Set problem: Retype the records that come next, word for word.
— Begin Task material —
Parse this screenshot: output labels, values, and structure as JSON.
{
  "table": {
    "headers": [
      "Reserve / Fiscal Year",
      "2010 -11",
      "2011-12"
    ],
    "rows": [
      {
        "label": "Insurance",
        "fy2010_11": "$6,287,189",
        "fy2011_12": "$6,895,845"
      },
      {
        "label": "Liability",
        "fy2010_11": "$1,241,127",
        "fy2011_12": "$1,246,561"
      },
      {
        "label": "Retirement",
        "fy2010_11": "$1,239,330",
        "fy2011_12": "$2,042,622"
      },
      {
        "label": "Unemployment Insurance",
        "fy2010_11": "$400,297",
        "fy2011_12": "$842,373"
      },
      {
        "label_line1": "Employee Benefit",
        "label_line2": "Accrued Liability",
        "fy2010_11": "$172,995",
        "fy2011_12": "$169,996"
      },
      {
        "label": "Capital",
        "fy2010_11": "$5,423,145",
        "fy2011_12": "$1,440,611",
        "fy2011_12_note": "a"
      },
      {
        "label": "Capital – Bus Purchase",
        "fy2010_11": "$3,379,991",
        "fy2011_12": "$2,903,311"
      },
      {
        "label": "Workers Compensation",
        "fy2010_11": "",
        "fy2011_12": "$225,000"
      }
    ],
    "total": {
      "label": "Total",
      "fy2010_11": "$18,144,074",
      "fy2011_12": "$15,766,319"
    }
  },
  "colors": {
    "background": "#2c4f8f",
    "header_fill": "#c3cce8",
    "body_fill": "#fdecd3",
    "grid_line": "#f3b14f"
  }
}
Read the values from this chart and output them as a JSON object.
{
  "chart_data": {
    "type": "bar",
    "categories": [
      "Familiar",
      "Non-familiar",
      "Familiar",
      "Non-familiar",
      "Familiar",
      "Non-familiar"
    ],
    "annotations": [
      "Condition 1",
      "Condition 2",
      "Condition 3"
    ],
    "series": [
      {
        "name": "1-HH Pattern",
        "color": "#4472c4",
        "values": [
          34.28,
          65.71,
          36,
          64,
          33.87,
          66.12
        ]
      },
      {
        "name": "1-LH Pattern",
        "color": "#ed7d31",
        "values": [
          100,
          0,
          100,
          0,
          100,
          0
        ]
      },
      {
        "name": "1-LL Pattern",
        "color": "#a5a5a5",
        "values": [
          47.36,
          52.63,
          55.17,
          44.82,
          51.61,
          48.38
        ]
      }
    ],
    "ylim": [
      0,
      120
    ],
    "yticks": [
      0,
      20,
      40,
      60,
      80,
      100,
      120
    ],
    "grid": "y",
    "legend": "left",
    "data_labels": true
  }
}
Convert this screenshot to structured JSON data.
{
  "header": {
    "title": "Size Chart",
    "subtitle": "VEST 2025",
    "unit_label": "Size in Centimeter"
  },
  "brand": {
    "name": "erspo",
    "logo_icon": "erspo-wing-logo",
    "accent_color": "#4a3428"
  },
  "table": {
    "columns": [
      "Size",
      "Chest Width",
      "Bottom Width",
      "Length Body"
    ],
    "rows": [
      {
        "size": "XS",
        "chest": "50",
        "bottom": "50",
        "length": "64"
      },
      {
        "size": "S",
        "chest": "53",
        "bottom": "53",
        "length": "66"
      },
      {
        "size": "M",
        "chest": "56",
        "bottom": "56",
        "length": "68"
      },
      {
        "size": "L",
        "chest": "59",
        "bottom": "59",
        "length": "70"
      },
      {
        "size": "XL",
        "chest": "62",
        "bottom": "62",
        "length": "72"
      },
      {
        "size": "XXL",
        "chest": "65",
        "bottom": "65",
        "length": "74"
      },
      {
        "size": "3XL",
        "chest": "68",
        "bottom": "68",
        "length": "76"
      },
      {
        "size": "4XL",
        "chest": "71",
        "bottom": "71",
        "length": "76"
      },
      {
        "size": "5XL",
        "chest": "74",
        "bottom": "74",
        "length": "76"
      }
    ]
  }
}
— End Task material —
Answer to the problem:
Parse this screenshot: output labels, values, and structure as JSON.
{
  "table": {
    "headers": [
      "Reserve / Fiscal Year",
      "2010 -11",
      "2011-12"
    ],
    "rows": [
      {
        "label": "Insurance",
        "fy2010_11": "$6,287,189",
        "fy2011_12": "$6,895,845"
      },
      {
        "label": "Liability",
        "fy2010_11": "$1,241,127",
        "fy2011_12": "$1,246,561"
      },
      {
        "label": "Retirement",
        "fy2010_11": "$1,239,330",
        "fy2011_12": "$2,042,622"
      },
      {
        "label": "Unemployment Insurance",
        "fy2010_11": "$400,297",
        "fy2011_12": "$842,373"
      },
      {
        "label_line1": "Employee Benefit",
        "label_line2": "Accrued Liability",
        "fy2010_11": "$172,995",
        "fy2011_12": "$169,996"
      },
      {
        "label": "Capital",
        "fy2010_11": "$5,423,145",
        "fy2011_12": "$1,440,611",
        "fy2011_12_note": "a"
      },
      {
        "label": "Capital – Bus Purchase",
        "fy2010_11": "$3,379,991",
        "fy2011_12": "$2,903,311"
      },
      {
        "label": "Workers Compensation",
        "fy2010_11": "",
        "fy2011_12": "$225,000"
      }
    ],
    "total": {
      "label": "Total",
      "fy2010_11": "$18,144,074",
      "fy2011_12": "$15,766,319"
    }
  },
  "colors": {
    "background": "#2c4f8f",
    "header_fill": "#c3cce8",
    "body_fill": "#fdecd3",
    "grid_line": "#f3b14f"
  }
}
Read the values from this chart and output them as a JSON object.
{
  "chart_data": {
    "type": "bar",
    "categories": [
      "Familiar",
      "Non-familiar",
      "Familiar",
      "Non-familiar",
      "Familiar",
      "Non-familiar"
    ],
    "annotations": [
      "Condition 1",
      "Condition 2",
      "Condition 3"
    ],
    "series": [
      {
        "name": "1-HH Pattern",
        "color": "#4472c4",
        "values": [
          34.28,
          65.71,
          36,
          64,
          33.87,
          66.12
        ]
      },
      {
        "name": "1-LH Pattern",
        "color": "#ed7d31",
        "values": [
          100,
          0,
          100,
          0,
          100,
          0
        ]
      },
      {
        "name": "1-LL Pattern",
        "color": "#a5a5a5",
        "values": [
          47.36,
          52.63,
          55.17,
          44.82,
          51.61,
          48.38
        ]
      }
    ],
    "ylim": [
      0,
      120
    ],
    "yticks": [
      0,
      20,
      40,
      60,
      80,
      100,
      120
    ],
    "grid": "y",
    "legend": "left",
    "data_labels": true
  }
}
Convert this screenshot to structured JSON data.
{
  "header": {
    "title": "Size Chart",
    "subtitle": "VEST 2025",
    "unit_label": "Size in Centimeter"
  },
  "brand": {
    "name": "erspo",
    "logo_icon": "erspo-wing-logo",
    "accent_color": "#4a3428"
  },
  "table": {
    "columns": [
      "Size",
      "Chest Width",
      "Bottom Width",
      "Length Body"
    ],
    "rows": [
      {
        "size": "XS",
        "chest": "50",
        "bottom": "50",
        "length": "64"
      },
      {
        "size": "S",
        "chest": "53",
        "bottom": "53",
        "length": "66"
      },
      {
        "size": "M",
        "chest": "56",
        "bottom": "56",
        "length": "68"
      },
      {
        "size": "L",
        "chest": "59",
        "bottom": "59",
        "length": "70"
      },
      {
        "size": "XL",
        "chest": "62",
        "bottom": "62",
        "length": "72"
      },
      {
        "size": "XXL",
        "chest": "65",
        "bottom": "65",
        "length": "74"
      },
      {
        "size": "3XL",
        "chest": "68",
        "bottom": "68",
        "length": "76"
      },
      {
        "size": "4XL",
        "chest": "71",
        "bottom": "71",
        "length": "76"
      },
      {
        "size": "5XL",
        "chest": "74",
        "bottom": "74",
        "length": "76"
      }
    ]
  }
}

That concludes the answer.